# Job:
Search the data for the word "Lingue" and copy every line where it occurs.

# Given records:

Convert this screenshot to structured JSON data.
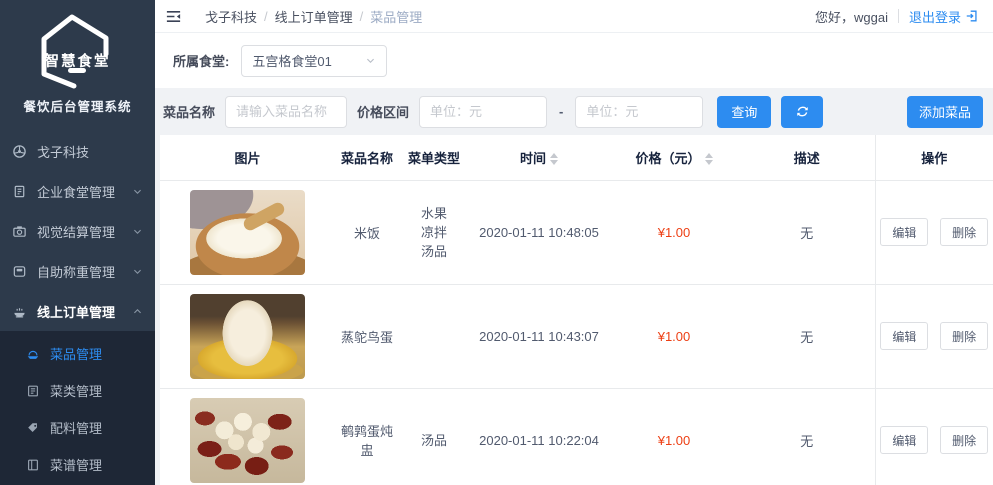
{
  "colors": {
    "primary": "#2d8cf0",
    "price_red": "#ed3f14",
    "sidebar_bg": "#2d3a4b",
    "submenu_bg": "#1e2736"
  },
  "brand": {
    "logo_title": "智慧食堂",
    "subtitle": "餐饮后台管理系统"
  },
  "sidebar": {
    "items": [
      {
        "label": "戈子科技",
        "icon": "dashboard-icon"
      },
      {
        "label": "企业食堂管理",
        "icon": "canteen-building-icon"
      },
      {
        "label": "视觉结算管理",
        "icon": "camera-icon"
      },
      {
        "label": "自助称重管理",
        "icon": "weighing-scale-icon"
      },
      {
        "label": "线上订单管理",
        "icon": "online-order-icon"
      }
    ],
    "submenu": [
      {
        "label": "菜品管理",
        "icon": "dish-icon",
        "active": true
      },
      {
        "label": "菜类管理",
        "icon": "dish-category-icon",
        "active": false
      },
      {
        "label": "配料管理",
        "icon": "ingredient-icon",
        "active": false
      },
      {
        "label": "菜谱管理",
        "icon": "recipe-icon",
        "active": false
      }
    ]
  },
  "topbar": {
    "breadcrumb": [
      "戈子科技",
      "线上订单管理",
      "菜品管理"
    ],
    "separator": "/",
    "greeting": "您好，wggai",
    "logout_label": "退出登录"
  },
  "canteen_bar": {
    "label": "所属食堂:",
    "selected_option": "五宫格食堂01"
  },
  "filter_bar": {
    "name_label": "菜品名称",
    "name_placeholder": "请输入菜品名称",
    "price_label": "价格区间",
    "price_min_placeholder": "单位：元",
    "price_max_placeholder": "单位：元",
    "range_separator": "-",
    "search_label": "查询",
    "add_label": "添加菜品"
  },
  "table": {
    "headers": {
      "image": "图片",
      "name": "菜品名称",
      "type": "菜单类型",
      "time": "时间",
      "price": "价格（元）",
      "desc": "描述",
      "actions": "操作"
    },
    "action_labels": {
      "edit": "编辑",
      "delete": "删除"
    },
    "rows": [
      {
        "image": "rice-bowl",
        "name": "米饭",
        "types": [
          "水果",
          "凉拌",
          "汤品"
        ],
        "time": "2020-01-11 10:48:05",
        "price": "¥1.00",
        "desc": "无"
      },
      {
        "image": "ostrich-egg",
        "name": "蒸鸵鸟蛋",
        "types": [],
        "time": "2020-01-11 10:43:07",
        "price": "¥1.00",
        "desc": "无"
      },
      {
        "image": "quail-egg-stew",
        "name": "鹌鹑蛋炖盅",
        "types": [
          "汤品"
        ],
        "time": "2020-01-11 10:22:04",
        "price": "¥1.00",
        "desc": "无"
      }
    ]
  }
}
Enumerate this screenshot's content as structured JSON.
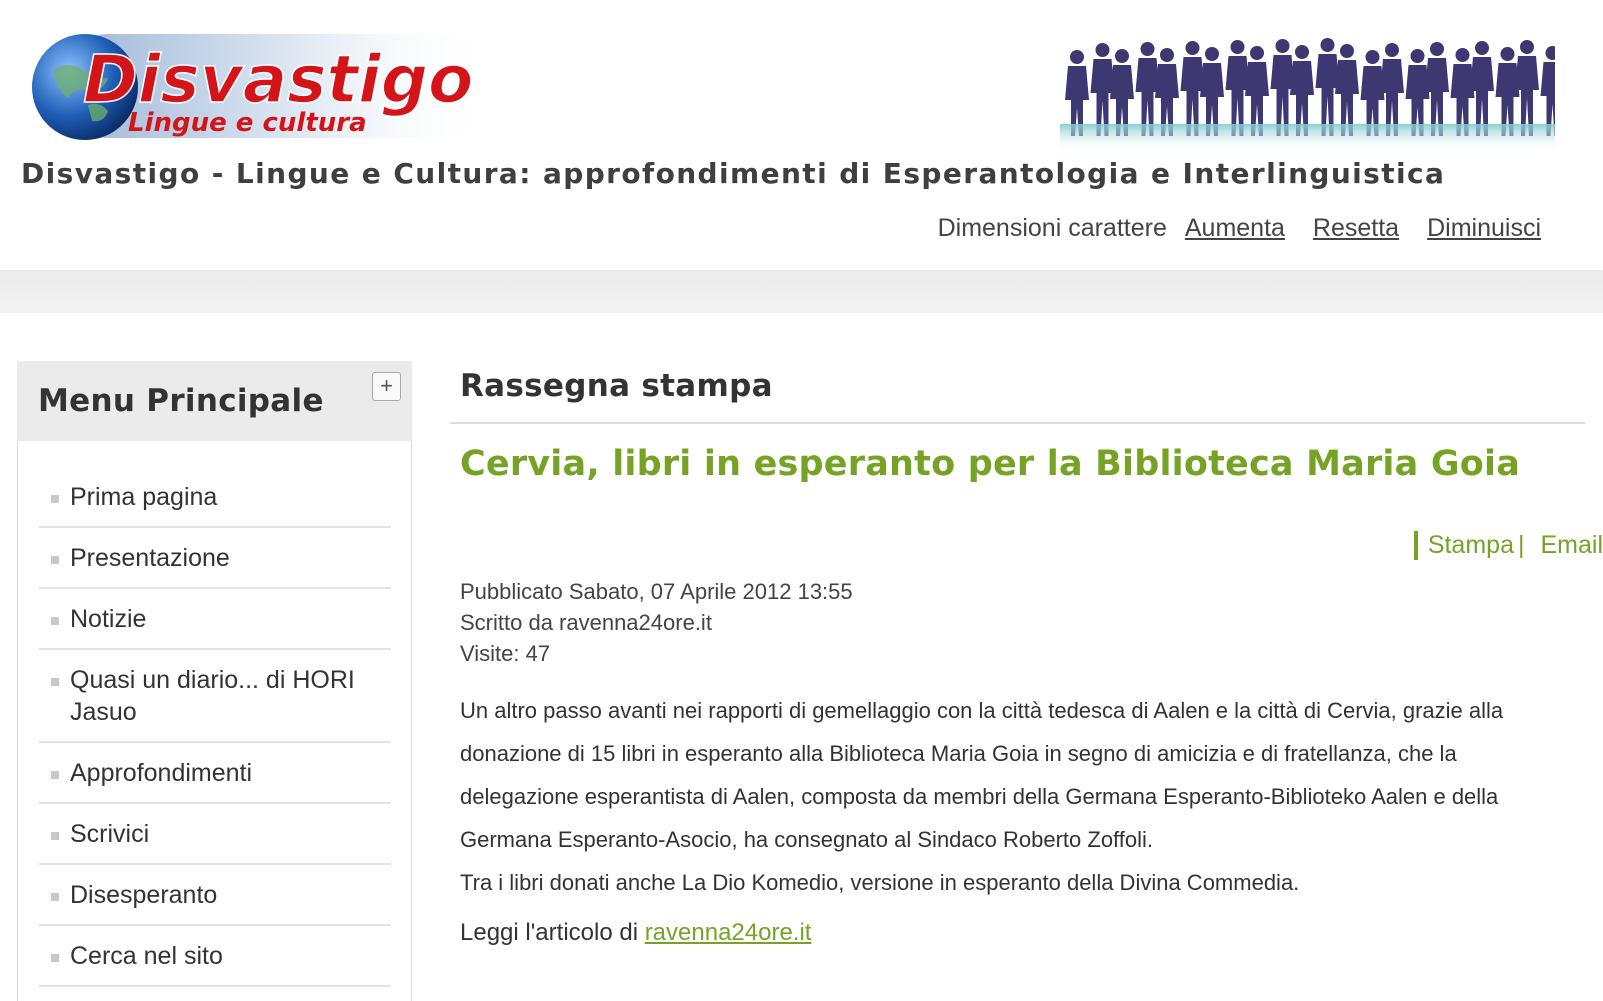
{
  "header": {
    "logo": {
      "brand": "Disvastigo",
      "subtitle": "Lingue e cultura"
    },
    "tagline": "Disvastigo - Lingue e Cultura: approfondimenti di Esperantologia e Interlinguistica",
    "font_size": {
      "label": "Dimensioni carattere",
      "increase": "Aumenta",
      "reset": "Resetta",
      "decrease": "Diminuisci"
    }
  },
  "sidebar": {
    "title": "Menu Principale",
    "toggle": "+",
    "items": [
      {
        "label": "Prima pagina"
      },
      {
        "label": "Presentazione"
      },
      {
        "label": "Notizie"
      },
      {
        "label": "Quasi un diario... di HORI Jasuo"
      },
      {
        "label": "Approfondimenti"
      },
      {
        "label": "Scrivici"
      },
      {
        "label": "Disesperanto"
      },
      {
        "label": "Cerca nel sito"
      }
    ]
  },
  "main": {
    "section_title": "Rassegna stampa",
    "article": {
      "title": "Cervia, libri in esperanto per la Biblioteca Maria Goia",
      "actions": {
        "print": "Stampa",
        "separator": "|",
        "email": "Email"
      },
      "meta": {
        "published": "Pubblicato Sabato, 07 Aprile 2012 13:55",
        "author": "Scritto da ravenna24ore.it",
        "visits": "Visite: 47"
      },
      "paragraph_1": "Un altro passo avanti nei rapporti di gemellaggio con la città tedesca di Aalen e la città di Cervia, grazie alla donazione di 15 libri in esperanto alla Biblioteca Maria Goia in segno di amicizia e di fratellanza, che la delegazione esperantista di Aalen, composta da membri della Germana Esperanto-Biblioteko Aalen e della Germana Esperanto-Asocio, ha consegnato al Sindaco Roberto Zoffoli.",
      "paragraph_2": "Tra i libri donati anche La Dio Komedio, versione in esperanto della Divina Commedia.",
      "read_more_prefix": "Leggi l'articolo di ",
      "read_more_link": "ravenna24ore.it"
    }
  },
  "colors": {
    "accent_green": "#76a326",
    "logo_red": "#d31418",
    "people_purple": "#3d3872"
  }
}
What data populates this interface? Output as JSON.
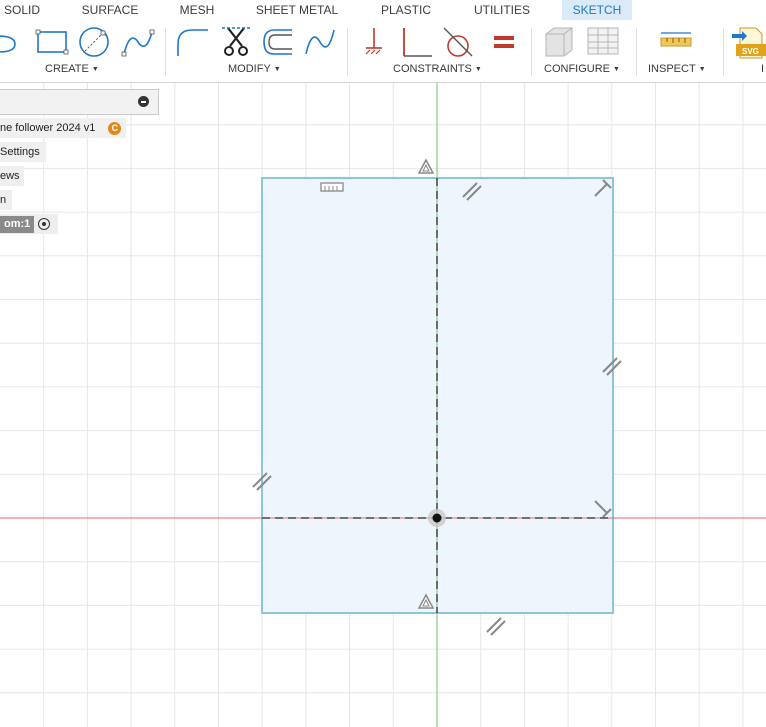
{
  "toolbar": {
    "tabs": [
      {
        "label": "SOLID"
      },
      {
        "label": "SURFACE"
      },
      {
        "label": "MESH"
      },
      {
        "label": "SHEET METAL"
      },
      {
        "label": "PLASTIC"
      },
      {
        "label": "UTILITIES"
      },
      {
        "label": "SKETCH",
        "active": true
      }
    ],
    "groups": {
      "create": "CREATE",
      "modify": "MODIFY",
      "constraints": "CONSTRAINTS",
      "configure": "CONFIGURE",
      "inspect": "INSPECT",
      "insert_partial": "I"
    },
    "insert_icon_text": "SVG",
    "accent_color": "#1f77c9"
  },
  "browser": {
    "document_name": "ne follower 2024 v1",
    "document_badge": "C",
    "settings_label": "Settings",
    "views_label": "ews",
    "item_partial": "n",
    "origin_tag": "om:1"
  },
  "canvas": {
    "x_axis_color": "#e06a6a",
    "y_axis_color": "#6ac46a",
    "profile_fill": "#eef5fc",
    "profile_stroke": "#8cc7d8",
    "grid_color": "#e6e6e6"
  }
}
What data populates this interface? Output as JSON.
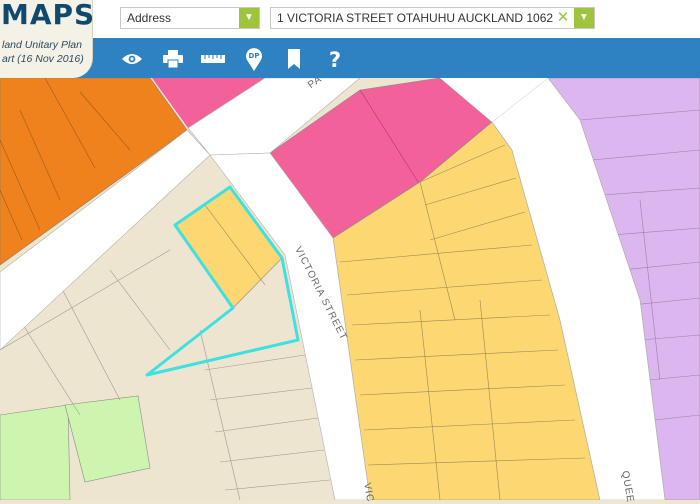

# Problem solution:
      "subtitle": "Lingue e cultura"
    "tagline": "Disvastigo - Lingue e Cultura: approfondimenti di Esperantologia e Interlinguistica",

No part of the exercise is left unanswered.